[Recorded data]
------------------------------

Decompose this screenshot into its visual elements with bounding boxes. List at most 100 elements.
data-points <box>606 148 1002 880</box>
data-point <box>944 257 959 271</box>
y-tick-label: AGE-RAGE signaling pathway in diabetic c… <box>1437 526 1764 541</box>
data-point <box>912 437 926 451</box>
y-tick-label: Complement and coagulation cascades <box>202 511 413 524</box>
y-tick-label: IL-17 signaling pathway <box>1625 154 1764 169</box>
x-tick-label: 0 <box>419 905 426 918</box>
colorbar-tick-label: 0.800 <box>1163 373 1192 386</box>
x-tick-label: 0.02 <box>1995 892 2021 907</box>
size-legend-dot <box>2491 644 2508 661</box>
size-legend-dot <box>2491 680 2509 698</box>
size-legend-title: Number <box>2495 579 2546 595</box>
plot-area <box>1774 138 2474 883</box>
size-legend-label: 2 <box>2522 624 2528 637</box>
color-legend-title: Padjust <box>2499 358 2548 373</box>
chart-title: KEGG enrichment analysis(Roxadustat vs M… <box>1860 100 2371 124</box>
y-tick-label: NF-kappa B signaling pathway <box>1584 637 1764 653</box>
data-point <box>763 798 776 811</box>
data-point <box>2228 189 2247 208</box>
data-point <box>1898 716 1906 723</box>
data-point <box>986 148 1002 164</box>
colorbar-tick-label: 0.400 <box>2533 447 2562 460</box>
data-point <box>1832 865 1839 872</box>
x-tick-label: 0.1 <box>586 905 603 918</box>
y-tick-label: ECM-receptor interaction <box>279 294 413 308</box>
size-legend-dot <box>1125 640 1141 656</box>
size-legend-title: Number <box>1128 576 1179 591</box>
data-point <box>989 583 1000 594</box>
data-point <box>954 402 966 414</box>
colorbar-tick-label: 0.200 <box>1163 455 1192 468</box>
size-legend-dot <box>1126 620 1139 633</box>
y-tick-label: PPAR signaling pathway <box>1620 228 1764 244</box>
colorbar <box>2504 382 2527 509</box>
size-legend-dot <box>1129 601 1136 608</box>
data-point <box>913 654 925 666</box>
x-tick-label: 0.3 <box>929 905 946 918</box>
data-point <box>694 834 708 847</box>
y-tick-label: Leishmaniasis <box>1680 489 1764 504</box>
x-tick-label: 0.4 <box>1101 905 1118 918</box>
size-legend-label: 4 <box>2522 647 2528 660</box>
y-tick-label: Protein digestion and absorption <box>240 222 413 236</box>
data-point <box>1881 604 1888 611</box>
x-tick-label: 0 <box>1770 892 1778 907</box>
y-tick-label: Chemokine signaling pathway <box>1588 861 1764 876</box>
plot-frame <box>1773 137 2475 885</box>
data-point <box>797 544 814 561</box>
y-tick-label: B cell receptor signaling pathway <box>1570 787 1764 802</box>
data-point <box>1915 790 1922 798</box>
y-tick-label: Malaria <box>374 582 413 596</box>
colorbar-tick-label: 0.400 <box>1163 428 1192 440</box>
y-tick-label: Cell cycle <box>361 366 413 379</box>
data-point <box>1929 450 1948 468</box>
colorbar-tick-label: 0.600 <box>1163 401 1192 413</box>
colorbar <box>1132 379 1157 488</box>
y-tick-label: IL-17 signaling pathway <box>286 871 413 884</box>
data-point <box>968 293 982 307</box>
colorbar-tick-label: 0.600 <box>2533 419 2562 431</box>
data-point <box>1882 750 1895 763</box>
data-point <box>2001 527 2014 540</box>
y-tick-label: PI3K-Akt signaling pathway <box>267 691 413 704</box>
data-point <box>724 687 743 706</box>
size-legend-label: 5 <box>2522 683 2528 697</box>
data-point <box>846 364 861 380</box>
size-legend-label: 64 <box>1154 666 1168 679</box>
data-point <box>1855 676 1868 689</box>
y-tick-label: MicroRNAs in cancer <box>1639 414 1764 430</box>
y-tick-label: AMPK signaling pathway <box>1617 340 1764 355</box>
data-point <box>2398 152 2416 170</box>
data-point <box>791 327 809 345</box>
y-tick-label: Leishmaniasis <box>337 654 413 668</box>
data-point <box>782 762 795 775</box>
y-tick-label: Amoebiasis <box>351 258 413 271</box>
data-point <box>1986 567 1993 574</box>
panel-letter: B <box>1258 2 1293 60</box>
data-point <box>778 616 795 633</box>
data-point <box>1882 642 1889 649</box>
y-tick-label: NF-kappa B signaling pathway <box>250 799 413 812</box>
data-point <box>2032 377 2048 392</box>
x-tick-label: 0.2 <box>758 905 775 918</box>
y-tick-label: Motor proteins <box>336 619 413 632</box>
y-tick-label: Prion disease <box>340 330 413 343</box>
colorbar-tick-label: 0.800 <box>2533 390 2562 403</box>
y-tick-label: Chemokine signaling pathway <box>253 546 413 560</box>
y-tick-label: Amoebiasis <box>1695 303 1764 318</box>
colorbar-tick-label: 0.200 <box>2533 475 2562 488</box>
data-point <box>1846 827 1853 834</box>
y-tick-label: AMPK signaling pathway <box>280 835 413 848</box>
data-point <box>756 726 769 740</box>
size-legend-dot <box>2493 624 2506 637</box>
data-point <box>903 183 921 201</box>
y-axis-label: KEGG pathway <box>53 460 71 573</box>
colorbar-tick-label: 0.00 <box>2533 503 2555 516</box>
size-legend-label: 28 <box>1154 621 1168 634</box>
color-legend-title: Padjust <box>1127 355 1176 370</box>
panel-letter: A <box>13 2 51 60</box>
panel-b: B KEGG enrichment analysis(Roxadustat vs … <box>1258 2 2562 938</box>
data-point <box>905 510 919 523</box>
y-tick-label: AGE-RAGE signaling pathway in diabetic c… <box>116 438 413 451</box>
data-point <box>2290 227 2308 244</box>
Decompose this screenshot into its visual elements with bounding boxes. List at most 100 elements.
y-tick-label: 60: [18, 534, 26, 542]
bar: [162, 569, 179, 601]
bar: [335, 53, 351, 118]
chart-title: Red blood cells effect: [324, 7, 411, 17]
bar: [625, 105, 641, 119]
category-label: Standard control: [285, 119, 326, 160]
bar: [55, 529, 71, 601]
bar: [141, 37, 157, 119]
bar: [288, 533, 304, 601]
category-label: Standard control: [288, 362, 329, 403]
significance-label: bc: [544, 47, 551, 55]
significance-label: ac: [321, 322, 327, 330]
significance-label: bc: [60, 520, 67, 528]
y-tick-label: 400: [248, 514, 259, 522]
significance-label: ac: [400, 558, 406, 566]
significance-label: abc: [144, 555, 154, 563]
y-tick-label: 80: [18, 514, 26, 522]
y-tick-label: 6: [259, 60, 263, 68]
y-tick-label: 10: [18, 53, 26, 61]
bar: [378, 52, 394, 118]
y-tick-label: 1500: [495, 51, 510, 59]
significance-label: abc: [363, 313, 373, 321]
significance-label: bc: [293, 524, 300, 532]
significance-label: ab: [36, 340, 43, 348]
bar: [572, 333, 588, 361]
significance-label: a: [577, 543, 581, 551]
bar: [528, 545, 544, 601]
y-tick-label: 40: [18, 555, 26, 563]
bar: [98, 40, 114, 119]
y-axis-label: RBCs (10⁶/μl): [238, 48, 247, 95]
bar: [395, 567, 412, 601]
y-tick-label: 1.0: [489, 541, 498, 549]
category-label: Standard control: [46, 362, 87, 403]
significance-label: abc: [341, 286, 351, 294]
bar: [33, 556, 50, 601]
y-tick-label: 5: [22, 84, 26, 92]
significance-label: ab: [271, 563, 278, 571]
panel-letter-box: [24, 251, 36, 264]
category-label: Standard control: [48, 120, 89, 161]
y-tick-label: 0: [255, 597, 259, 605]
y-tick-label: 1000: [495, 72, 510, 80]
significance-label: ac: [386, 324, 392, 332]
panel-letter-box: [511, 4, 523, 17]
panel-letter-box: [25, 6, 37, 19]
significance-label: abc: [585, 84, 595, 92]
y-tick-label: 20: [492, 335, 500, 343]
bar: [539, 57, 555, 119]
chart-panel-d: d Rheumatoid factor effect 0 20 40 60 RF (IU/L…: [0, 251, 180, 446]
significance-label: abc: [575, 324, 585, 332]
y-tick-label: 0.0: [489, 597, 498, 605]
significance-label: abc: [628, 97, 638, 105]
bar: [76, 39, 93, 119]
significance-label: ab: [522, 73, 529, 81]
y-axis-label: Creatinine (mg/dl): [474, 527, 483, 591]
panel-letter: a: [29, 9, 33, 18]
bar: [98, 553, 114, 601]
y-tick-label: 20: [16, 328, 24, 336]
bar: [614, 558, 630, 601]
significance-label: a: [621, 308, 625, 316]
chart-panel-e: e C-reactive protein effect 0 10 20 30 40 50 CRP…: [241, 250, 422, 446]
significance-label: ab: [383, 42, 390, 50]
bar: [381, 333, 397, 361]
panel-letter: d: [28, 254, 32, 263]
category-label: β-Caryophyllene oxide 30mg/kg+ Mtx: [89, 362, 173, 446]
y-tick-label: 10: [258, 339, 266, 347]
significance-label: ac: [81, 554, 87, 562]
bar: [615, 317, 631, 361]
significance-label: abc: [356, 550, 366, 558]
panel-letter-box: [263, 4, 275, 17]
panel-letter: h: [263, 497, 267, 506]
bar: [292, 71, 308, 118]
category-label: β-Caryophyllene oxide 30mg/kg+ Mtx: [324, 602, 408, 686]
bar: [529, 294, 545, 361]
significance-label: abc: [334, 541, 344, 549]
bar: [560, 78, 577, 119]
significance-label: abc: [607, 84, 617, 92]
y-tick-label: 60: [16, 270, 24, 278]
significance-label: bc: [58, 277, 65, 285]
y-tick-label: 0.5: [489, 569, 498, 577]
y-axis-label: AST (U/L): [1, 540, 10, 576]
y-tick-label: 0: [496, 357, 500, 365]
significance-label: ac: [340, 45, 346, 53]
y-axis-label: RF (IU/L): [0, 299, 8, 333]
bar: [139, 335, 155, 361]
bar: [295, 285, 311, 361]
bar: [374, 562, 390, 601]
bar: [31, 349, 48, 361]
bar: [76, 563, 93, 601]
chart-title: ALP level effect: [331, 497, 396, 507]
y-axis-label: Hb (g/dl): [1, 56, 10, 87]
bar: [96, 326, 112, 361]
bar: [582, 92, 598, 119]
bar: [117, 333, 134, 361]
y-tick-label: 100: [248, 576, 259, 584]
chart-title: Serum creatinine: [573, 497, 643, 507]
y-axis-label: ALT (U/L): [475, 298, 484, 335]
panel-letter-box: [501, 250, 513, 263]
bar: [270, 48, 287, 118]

------------------------------

Assignment: Return, from the data above, each line in which the string "kappa" appears.

Written answer:
y-tick-label: NF-kappa B signaling pathway <box>1584 637 1764 653</box>
y-tick-label: NF-kappa B signaling pathway <box>250 799 413 812</box>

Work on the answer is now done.